> _GIVEN DATA_:
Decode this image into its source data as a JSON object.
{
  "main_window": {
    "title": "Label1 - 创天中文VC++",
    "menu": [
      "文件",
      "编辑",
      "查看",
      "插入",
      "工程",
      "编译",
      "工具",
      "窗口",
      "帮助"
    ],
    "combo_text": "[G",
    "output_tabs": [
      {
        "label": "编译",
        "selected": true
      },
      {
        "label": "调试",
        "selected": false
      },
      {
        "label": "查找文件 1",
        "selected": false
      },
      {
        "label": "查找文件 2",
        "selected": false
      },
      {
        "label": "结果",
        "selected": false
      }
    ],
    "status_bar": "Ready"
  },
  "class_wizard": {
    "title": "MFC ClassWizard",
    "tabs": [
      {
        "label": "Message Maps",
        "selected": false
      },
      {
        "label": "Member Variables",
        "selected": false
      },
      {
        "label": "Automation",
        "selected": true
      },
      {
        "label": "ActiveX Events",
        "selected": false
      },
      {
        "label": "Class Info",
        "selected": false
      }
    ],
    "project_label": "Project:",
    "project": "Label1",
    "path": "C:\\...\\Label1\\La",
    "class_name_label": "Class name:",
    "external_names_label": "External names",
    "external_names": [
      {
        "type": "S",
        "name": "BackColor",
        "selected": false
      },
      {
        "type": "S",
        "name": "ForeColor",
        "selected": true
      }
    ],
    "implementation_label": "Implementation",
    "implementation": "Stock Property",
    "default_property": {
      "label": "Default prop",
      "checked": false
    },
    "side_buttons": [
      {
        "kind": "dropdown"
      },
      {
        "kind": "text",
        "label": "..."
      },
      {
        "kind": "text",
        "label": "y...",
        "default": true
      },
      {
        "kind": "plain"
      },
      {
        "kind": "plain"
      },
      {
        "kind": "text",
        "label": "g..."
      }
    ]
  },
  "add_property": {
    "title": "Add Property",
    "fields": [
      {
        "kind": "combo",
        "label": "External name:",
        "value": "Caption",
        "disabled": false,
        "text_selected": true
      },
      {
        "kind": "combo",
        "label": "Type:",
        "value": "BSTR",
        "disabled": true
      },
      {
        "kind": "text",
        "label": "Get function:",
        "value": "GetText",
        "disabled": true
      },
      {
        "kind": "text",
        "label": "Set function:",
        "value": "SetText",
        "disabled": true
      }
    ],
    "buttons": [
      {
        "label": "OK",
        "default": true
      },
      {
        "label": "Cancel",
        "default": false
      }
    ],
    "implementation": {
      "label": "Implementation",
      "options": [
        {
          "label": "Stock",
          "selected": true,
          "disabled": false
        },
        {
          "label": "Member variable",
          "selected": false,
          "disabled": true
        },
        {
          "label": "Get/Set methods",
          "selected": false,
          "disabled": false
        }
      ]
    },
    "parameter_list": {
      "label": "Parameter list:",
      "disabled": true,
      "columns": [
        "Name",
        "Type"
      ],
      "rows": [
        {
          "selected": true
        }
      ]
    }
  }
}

> _STATED GOAL_: Copy every line of the records word for word.

> _EXERCISE RESULT_:
Decode this image into its source data as a JSON object.
{
  "main_window": {
    "title": "Label1 - 创天中文VC++",
    "menu": [
      "文件",
      "编辑",
      "查看",
      "插入",
      "工程",
      "编译",
      "工具",
      "窗口",
      "帮助"
    ],
    "combo_text": "[G",
    "output_tabs": [
      {
        "label": "编译",
        "selected": true
      },
      {
        "label": "调试",
        "selected": false
      },
      {
        "label": "查找文件 1",
        "selected": false
      },
      {
        "label": "查找文件 2",
        "selected": false
      },
      {
        "label": "结果",
        "selected": false
      }
    ],
    "status_bar": "Ready"
  },
  "class_wizard": {
    "title": "MFC ClassWizard",
    "tabs": [
      {
        "label": "Message Maps",
        "selected": false
      },
      {
        "label": "Member Variables",
        "selected": false
      },
      {
        "label": "Automation",
        "selected": true
      },
      {
        "label": "ActiveX Events",
        "selected": false
      },
      {
        "label": "Class Info",
        "selected": false
      }
    ],
    "project_label": "Project:",
    "project": "Label1",
    "path": "C:\\...\\Label1\\La",
    "class_name_label": "Class name:",
    "external_names_label": "External names",
    "external_names": [
      {
        "type": "S",
        "name": "BackColor",
        "selected": false
      },
      {
        "type": "S",
        "name": "ForeColor",
        "selected": true
      }
    ],
    "implementation_label": "Implementation",
    "implementation": "Stock Property",
    "default_property": {
      "label": "Default prop",
      "checked": false
    },
    "side_buttons": [
      {
        "kind": "dropdown"
      },
      {
        "kind": "text",
        "label": "..."
      },
      {
        "kind": "text",
        "label": "y...",
        "default": true
      },
      {
        "kind": "plain"
      },
      {
        "kind": "plain"
      },
      {
        "kind": "text",
        "label": "g..."
      }
    ]
  },
  "add_property": {
    "title": "Add Property",
    "fields": [
      {
        "kind": "combo",
        "label": "External name:",
        "value": "Caption",
        "disabled": false,
        "text_selected": true
      },
      {
        "kind": "combo",
        "label": "Type:",
        "value": "BSTR",
        "disabled": true
      },
      {
        "kind": "text",
        "label": "Get function:",
        "value": "GetText",
        "disabled": true
      },
      {
        "kind": "text",
        "label": "Set function:",
        "value": "SetText",
        "disabled": true
      }
    ],
    "buttons": [
      {
        "label": "OK",
        "default": true
      },
      {
        "label": "Cancel",
        "default": false
      }
    ],
    "implementation": {
      "label": "Implementation",
      "options": [
        {
          "label": "Stock",
          "selected": true,
          "disabled": false
        },
        {
          "label": "Member variable",
          "selected": false,
          "disabled": true
        },
        {
          "label": "Get/Set methods",
          "selected": false,
          "disabled": false
        }
      ]
    },
    "parameter_list": {
      "label": "Parameter list:",
      "disabled": true,
      "columns": [
        "Name",
        "Type"
      ],
      "rows": [
        {
          "selected": true
        }
      ]
    }
  }
}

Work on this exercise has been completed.